-- Start of Recorded data --

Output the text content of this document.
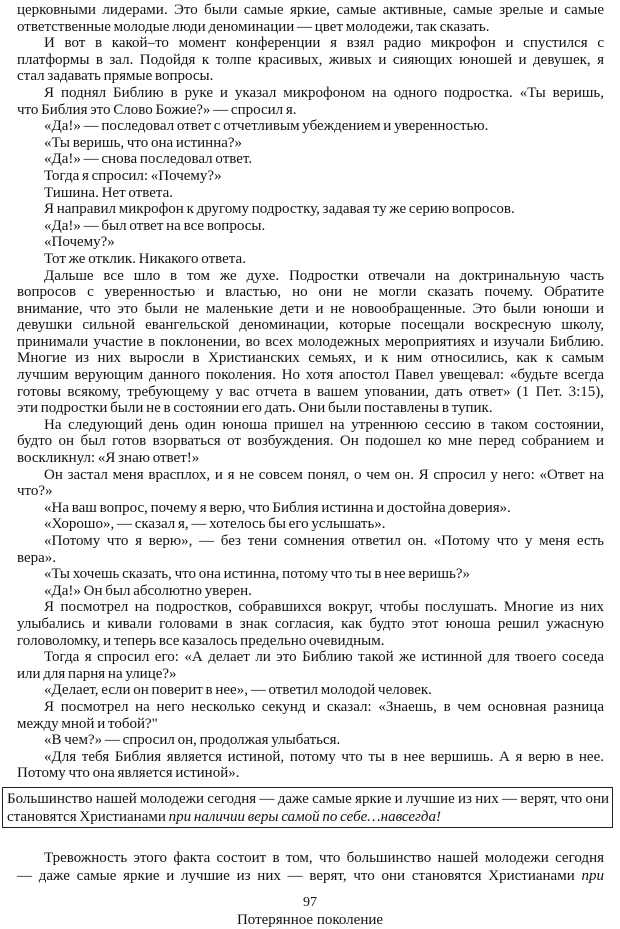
церковными лидерами. Это были самые яркие, самые активные, самые зрелые и самые
ответственные молодые люди деноминации — цвет молодежи, так сказать.
И вот в какой–то момент конференции я взял радио микрофон и спустился с
платформы в зал. Подойдя к толпе красивых, живых и сияющих юношей и девушек, я
стал задавать прямые вопросы.
Я поднял Библию в руке и указал микрофоном на одного подростка. «Ты веришь,
что Библия это Слово Божие?» — спросил я.
«Да!» — последовал ответ с отчетливым убеждением и уверенностью.
«Ты веришь, что она истинна?»
«Да!» — снова последовал ответ.
Тогда я спросил: «Почему?»
Тишина. Нет ответа.
Я направил микрофон к другому подростку, задавая ту же серию вопросов.
«Да!» — был ответ на все вопросы.
«Почему?»
Тот же отклик. Никакого ответа.
Дальше все шло в том же духе. Подростки отвечали на доктринальную часть
вопросов с уверенностью и властью, но они не могли сказать почему. Обратите
внимание, что это были не маленькие дети и не новообращенные. Это были юноши и
девушки сильной евангельской деноминации, которые посещали воскресную школу,
принимали участие в поклонении, во всех молодежных мероприятиях и изучали Библию.
Многие из них выросли в Христианских семьях, и к ним относились, как к самым
лучшим верующим данного поколения. Но хотя апостол Павел увещевал: «будьте всегда
готовы всякому, требующему у вас отчета в вашем уповании, дать ответ» (1 Пет. 3:15),
эти подростки были не в состоянии его дать. Они были поставлены в тупик.
На следующий день один юноша пришел на утреннюю сессию в таком состоянии,
будто он был готов взорваться от возбуждения. Он подошел ко мне перед собранием и
воскликнул: «Я знаю ответ!»
Он застал меня врасплох, и я не совсем понял, о чем он. Я спросил у него: «Ответ на
что?»
«На ваш вопрос, почему я верю, что Библия истинна и достойна доверия».
«Хорошо», — сказал я, — хотелось бы его услышать».
«Потому что я верю», — без тени сомнения ответил он. «Потому что у меня есть
вера».
«Ты хочешь сказать, что она истинна, потому что ты в нее веришь?»
«Да!» Он был абсолютно уверен.
Я посмотрел на подростков, собравшихся вокруг, чтобы послушать. Многие из них
улыбались и кивали головами в знак согласия, как будто этот юноша решил ужасную
головоломку, и теперь все казалось предельно очевидным.
Тогда я спросил его: «А делает ли это Библию такой же истинной для твоего соседа
или для парня на улице?»
«Делает, если он поверит в нее», — ответил молодой человек.
Я посмотрел на него несколько секунд и сказал: «Знаешь, в чем основная разница
между мной и тобой?"
«В чем?» — спросил он, продолжая улыбаться.
«Для тебя Библия является истиной, потому что ты в нее вершишь. А я верю в нее.
Потому что она является истиной».
Большинство нашей молодежи сегодня — даже самые яркие и лучшие из них — верят, что они
становятся Христианами при наличии веры самой по себе…навсегда!
Тревожность этого факта состоит в том, что большинство нашей молодежи сегодня
— даже самые яркие и лучшие из них — верят, что они становятся Христианами при
97
Потерянное поколение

-- End of Recorded data --

Directive: Quote everything in the listing above exactly; pictures are the only thing to omit.

Written answer:
Output the text content of this document.
церковными лидерами. Это были самые яркие, самые активные, самые зрелые и самые
ответственные молодые люди деноминации — цвет молодежи, так сказать.
И вот в какой–то момент конференции я взял радио микрофон и спустился с
платформы в зал. Подойдя к толпе красивых, живых и сияющих юношей и девушек, я
стал задавать прямые вопросы.
Я поднял Библию в руке и указал микрофоном на одного подростка. «Ты веришь,
что Библия это Слово Божие?» — спросил я.
«Да!» — последовал ответ с отчетливым убеждением и уверенностью.
«Ты веришь, что она истинна?»
«Да!» — снова последовал ответ.
Тогда я спросил: «Почему?»
Тишина. Нет ответа.
Я направил микрофон к другому подростку, задавая ту же серию вопросов.
«Да!» — был ответ на все вопросы.
«Почему?»
Тот же отклик. Никакого ответа.
Дальше все шло в том же духе. Подростки отвечали на доктринальную часть
вопросов с уверенностью и властью, но они не могли сказать почему. Обратите
внимание, что это были не маленькие дети и не новообращенные. Это были юноши и
девушки сильной евангельской деноминации, которые посещали воскресную школу,
принимали участие в поклонении, во всех молодежных мероприятиях и изучали Библию.
Многие из них выросли в Христианских семьях, и к ним относились, как к самым
лучшим верующим данного поколения. Но хотя апостол Павел увещевал: «будьте всегда
готовы всякому, требующему у вас отчета в вашем уповании, дать ответ» (1 Пет. 3:15),
эти подростки были не в состоянии его дать. Они были поставлены в тупик.
На следующий день один юноша пришел на утреннюю сессию в таком состоянии,
будто он был готов взорваться от возбуждения. Он подошел ко мне перед собранием и
воскликнул: «Я знаю ответ!»
Он застал меня врасплох, и я не совсем понял, о чем он. Я спросил у него: «Ответ на
что?»
«На ваш вопрос, почему я верю, что Библия истинна и достойна доверия».
«Хорошо», — сказал я, — хотелось бы его услышать».
«Потому что я верю», — без тени сомнения ответил он. «Потому что у меня есть
вера».
«Ты хочешь сказать, что она истинна, потому что ты в нее веришь?»
«Да!» Он был абсолютно уверен.
Я посмотрел на подростков, собравшихся вокруг, чтобы послушать. Многие из них
улыбались и кивали головами в знак согласия, как будто этот юноша решил ужасную
головоломку, и теперь все казалось предельно очевидным.
Тогда я спросил его: «А делает ли это Библию такой же истинной для твоего соседа
или для парня на улице?»
«Делает, если он поверит в нее», — ответил молодой человек.
Я посмотрел на него несколько секунд и сказал: «Знаешь, в чем основная разница
между мной и тобой?"
«В чем?» — спросил он, продолжая улыбаться.
«Для тебя Библия является истиной, потому что ты в нее вершишь. А я верю в нее.
Потому что она является истиной».
Большинство нашей молодежи сегодня — даже самые яркие и лучшие из них — верят, что они
становятся Христианами при наличии веры самой по себе…навсегда!
Тревожность этого факта состоит в том, что большинство нашей молодежи сегодня
— даже самые яркие и лучшие из них — верят, что они становятся Христианами при
97
Потерянное поколение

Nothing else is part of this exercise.